Excerpts from a figure dataset:
----

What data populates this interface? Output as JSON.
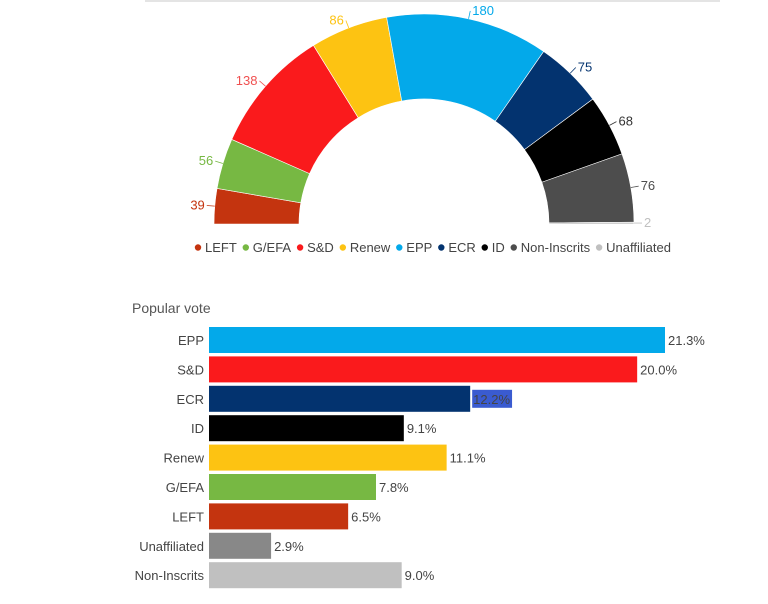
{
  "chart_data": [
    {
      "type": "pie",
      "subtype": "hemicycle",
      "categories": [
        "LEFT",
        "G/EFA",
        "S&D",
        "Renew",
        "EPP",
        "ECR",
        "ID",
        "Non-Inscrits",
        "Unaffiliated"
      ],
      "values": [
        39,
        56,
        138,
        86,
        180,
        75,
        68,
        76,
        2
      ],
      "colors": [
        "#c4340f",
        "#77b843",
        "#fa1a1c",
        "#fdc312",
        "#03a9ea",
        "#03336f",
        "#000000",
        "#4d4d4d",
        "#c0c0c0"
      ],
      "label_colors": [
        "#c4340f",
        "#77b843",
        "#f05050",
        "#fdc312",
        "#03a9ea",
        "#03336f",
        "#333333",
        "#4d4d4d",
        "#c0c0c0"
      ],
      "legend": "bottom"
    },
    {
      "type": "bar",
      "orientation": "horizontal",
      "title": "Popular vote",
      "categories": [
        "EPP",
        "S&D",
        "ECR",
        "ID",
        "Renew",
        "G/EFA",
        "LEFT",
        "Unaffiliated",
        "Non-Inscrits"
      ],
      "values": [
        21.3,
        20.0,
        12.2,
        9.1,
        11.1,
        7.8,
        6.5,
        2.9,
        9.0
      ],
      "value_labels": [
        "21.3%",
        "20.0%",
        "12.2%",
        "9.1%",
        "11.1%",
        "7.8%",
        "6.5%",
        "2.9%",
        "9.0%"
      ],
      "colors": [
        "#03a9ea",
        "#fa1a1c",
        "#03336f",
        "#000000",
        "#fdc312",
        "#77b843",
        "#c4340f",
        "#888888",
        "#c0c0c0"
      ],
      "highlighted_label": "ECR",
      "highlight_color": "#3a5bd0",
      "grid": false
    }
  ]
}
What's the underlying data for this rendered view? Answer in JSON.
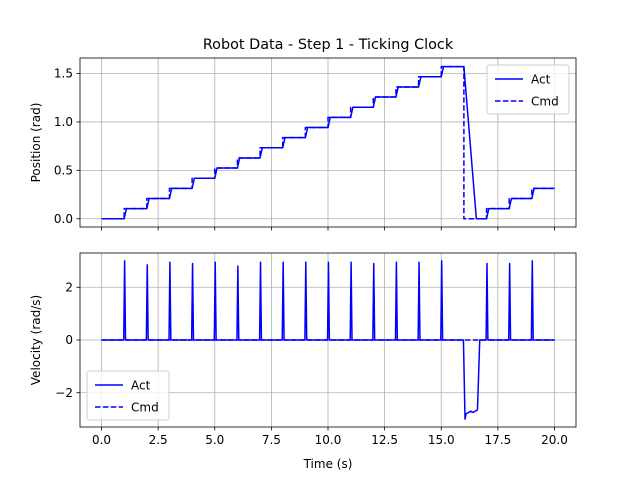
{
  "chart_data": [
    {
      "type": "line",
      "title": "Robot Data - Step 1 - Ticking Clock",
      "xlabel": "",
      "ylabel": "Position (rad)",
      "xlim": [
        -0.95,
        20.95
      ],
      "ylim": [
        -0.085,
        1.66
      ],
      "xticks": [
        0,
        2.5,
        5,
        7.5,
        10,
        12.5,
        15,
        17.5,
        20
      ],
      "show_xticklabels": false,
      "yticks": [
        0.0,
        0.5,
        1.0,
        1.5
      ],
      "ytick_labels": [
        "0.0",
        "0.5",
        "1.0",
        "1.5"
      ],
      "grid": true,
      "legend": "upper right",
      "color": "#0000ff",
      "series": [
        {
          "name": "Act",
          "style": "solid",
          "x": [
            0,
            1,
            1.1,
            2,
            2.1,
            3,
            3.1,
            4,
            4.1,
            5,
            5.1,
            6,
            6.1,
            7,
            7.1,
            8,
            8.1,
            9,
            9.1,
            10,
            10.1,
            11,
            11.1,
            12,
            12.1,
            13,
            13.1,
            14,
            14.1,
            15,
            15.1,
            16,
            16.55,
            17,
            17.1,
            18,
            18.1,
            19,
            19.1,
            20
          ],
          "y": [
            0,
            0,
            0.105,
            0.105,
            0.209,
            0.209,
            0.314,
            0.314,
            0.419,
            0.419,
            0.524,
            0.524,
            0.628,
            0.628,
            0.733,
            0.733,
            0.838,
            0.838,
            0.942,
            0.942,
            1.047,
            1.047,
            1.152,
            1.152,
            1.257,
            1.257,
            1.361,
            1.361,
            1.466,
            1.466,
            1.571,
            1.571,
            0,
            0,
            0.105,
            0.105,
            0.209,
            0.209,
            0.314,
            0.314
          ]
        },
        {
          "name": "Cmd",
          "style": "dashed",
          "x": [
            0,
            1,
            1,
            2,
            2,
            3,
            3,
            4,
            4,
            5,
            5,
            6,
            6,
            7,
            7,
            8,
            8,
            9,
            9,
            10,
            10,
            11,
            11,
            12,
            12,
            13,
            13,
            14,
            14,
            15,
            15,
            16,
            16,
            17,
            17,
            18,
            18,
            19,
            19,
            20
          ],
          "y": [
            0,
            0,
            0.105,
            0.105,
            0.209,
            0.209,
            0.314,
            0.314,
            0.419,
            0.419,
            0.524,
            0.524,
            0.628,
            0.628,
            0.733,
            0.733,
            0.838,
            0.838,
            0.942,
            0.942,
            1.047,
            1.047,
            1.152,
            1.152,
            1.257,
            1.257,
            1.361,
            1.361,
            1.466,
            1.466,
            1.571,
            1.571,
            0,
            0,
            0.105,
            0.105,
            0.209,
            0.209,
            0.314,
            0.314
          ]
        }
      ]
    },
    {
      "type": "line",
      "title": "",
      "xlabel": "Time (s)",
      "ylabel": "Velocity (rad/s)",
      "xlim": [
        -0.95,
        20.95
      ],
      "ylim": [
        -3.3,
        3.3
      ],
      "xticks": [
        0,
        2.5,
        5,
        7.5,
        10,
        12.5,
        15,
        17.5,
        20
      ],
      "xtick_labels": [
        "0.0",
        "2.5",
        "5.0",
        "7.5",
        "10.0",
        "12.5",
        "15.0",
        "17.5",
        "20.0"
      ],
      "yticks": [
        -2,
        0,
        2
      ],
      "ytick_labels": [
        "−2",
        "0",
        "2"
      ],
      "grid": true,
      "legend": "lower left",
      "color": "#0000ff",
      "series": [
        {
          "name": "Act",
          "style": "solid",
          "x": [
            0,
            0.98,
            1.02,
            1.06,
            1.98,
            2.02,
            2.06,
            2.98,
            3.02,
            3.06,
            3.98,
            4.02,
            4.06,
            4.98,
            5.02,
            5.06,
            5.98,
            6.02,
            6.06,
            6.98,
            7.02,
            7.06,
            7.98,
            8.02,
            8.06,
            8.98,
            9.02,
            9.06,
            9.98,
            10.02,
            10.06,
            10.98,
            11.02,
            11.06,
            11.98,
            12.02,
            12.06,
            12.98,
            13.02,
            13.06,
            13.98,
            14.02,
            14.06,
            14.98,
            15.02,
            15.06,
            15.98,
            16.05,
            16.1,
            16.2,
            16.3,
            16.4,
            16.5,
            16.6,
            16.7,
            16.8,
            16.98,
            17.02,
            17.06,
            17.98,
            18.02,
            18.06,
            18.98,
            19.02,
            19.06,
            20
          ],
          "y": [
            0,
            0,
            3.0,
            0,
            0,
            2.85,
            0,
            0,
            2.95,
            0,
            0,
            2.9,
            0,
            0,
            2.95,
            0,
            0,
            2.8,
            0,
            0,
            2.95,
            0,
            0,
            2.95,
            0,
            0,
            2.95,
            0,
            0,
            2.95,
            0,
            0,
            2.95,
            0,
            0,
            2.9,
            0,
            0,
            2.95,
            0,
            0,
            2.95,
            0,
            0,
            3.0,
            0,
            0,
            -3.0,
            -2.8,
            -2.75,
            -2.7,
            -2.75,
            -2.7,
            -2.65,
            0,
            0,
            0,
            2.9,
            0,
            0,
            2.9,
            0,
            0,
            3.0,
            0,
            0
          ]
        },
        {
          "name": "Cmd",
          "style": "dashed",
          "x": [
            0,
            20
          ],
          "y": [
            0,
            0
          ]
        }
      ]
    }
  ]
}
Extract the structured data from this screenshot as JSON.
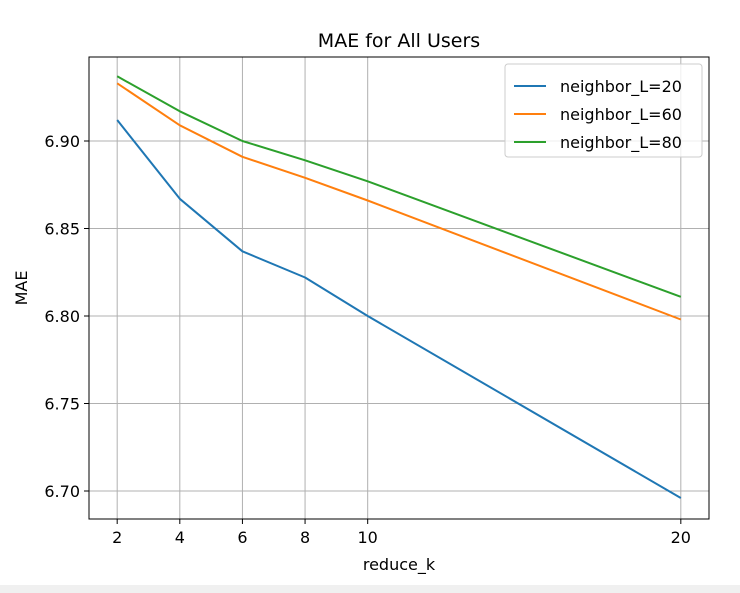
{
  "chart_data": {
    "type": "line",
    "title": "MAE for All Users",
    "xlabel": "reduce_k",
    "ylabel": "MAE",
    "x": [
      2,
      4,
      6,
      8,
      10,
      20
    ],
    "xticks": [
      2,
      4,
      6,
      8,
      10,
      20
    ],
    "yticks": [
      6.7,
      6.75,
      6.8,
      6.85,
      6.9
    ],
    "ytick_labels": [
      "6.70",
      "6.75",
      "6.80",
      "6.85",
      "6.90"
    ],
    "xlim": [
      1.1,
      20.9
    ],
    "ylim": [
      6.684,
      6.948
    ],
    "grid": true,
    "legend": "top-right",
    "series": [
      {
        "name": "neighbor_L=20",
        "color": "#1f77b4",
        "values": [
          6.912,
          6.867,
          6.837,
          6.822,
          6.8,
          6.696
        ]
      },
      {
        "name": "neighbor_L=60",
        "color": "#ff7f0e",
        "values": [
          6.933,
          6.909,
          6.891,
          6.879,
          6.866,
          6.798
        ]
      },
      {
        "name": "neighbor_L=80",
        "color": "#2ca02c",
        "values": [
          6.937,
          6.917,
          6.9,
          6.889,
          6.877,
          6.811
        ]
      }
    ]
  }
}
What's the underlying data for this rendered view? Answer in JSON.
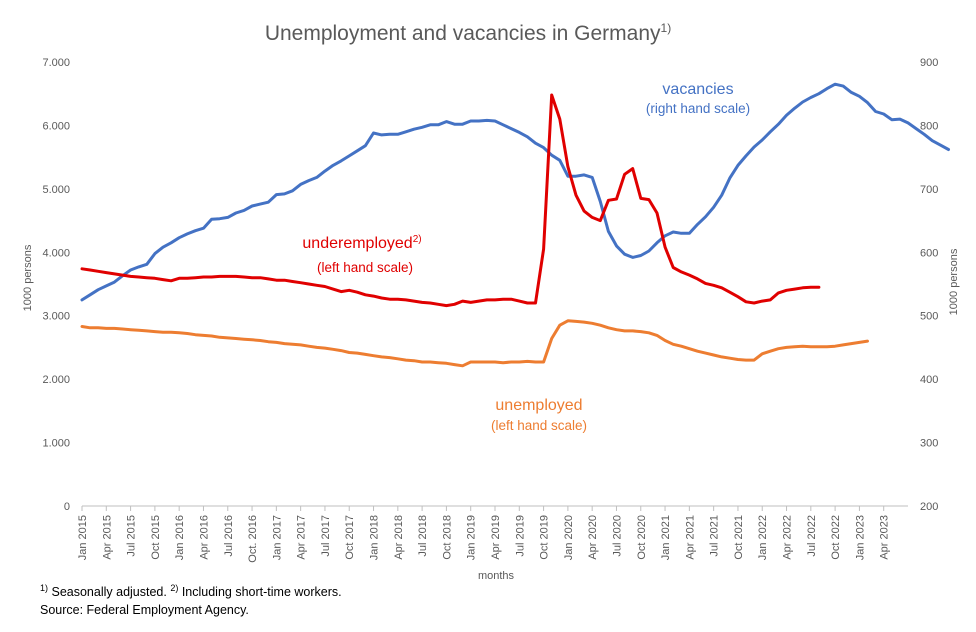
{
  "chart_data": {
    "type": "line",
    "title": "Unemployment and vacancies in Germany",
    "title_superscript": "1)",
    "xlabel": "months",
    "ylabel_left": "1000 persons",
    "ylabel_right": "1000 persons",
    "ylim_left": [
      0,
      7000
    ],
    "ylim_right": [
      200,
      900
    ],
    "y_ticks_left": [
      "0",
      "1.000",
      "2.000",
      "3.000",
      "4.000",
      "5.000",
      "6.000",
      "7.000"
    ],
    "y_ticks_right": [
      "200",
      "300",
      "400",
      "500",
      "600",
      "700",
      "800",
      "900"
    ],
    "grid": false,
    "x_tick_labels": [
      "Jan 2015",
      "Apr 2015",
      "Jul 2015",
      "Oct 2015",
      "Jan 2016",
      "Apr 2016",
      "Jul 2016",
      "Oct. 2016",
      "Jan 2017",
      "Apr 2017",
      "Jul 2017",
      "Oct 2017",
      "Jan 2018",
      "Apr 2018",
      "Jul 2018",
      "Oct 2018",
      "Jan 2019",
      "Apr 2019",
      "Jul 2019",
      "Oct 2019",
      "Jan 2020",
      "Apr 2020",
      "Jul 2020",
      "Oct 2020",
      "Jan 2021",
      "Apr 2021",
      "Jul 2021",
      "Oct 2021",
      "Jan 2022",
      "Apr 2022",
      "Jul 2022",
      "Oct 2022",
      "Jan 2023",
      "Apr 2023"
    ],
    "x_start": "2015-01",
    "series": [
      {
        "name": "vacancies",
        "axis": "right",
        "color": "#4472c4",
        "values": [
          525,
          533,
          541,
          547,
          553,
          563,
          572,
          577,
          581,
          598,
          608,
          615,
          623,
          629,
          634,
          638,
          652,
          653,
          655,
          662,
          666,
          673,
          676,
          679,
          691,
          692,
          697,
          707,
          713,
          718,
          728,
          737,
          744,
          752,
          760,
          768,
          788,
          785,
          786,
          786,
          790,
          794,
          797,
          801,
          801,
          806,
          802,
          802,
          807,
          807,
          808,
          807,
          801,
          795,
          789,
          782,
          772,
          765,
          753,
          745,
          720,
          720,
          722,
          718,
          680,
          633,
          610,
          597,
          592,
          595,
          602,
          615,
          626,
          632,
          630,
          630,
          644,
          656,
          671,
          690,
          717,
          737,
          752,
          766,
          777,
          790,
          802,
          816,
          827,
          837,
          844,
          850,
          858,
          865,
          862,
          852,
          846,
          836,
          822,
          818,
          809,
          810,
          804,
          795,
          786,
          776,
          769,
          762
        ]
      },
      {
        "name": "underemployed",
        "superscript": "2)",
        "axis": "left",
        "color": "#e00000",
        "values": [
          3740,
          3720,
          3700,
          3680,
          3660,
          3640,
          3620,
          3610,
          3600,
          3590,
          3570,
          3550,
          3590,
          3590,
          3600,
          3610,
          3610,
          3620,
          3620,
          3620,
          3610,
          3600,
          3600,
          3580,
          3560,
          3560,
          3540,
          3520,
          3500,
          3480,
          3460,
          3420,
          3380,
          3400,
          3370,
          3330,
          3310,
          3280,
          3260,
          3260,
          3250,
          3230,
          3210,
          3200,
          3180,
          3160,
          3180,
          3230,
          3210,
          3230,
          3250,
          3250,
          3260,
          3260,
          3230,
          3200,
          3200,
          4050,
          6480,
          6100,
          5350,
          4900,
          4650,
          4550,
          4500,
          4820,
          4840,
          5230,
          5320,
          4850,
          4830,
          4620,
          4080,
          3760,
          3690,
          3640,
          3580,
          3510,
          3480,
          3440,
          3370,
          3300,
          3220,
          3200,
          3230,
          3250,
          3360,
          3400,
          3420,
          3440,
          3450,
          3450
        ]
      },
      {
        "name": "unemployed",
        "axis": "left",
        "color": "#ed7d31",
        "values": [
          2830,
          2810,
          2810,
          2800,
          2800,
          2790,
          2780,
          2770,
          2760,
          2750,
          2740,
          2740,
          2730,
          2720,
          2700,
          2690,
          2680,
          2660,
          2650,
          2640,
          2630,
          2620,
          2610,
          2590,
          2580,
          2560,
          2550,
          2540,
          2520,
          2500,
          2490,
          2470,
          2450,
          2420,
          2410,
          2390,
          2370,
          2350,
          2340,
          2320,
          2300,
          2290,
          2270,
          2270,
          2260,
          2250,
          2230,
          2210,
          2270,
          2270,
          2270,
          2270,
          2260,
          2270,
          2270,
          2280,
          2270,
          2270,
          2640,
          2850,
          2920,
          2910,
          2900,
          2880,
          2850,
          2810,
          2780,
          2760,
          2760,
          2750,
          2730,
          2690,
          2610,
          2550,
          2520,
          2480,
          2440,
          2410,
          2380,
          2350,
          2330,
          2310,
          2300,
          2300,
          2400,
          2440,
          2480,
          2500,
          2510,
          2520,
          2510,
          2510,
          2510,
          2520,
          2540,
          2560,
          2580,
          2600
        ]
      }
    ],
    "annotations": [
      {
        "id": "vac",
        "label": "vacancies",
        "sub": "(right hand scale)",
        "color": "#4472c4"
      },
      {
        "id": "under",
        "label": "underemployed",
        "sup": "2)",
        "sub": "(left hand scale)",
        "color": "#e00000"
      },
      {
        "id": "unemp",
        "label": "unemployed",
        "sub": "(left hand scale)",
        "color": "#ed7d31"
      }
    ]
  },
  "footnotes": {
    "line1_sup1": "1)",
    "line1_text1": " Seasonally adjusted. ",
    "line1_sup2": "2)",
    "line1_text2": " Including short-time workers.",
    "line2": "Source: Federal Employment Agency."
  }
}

----

Write down only the number of lines that contain the string "false" in the listing.

3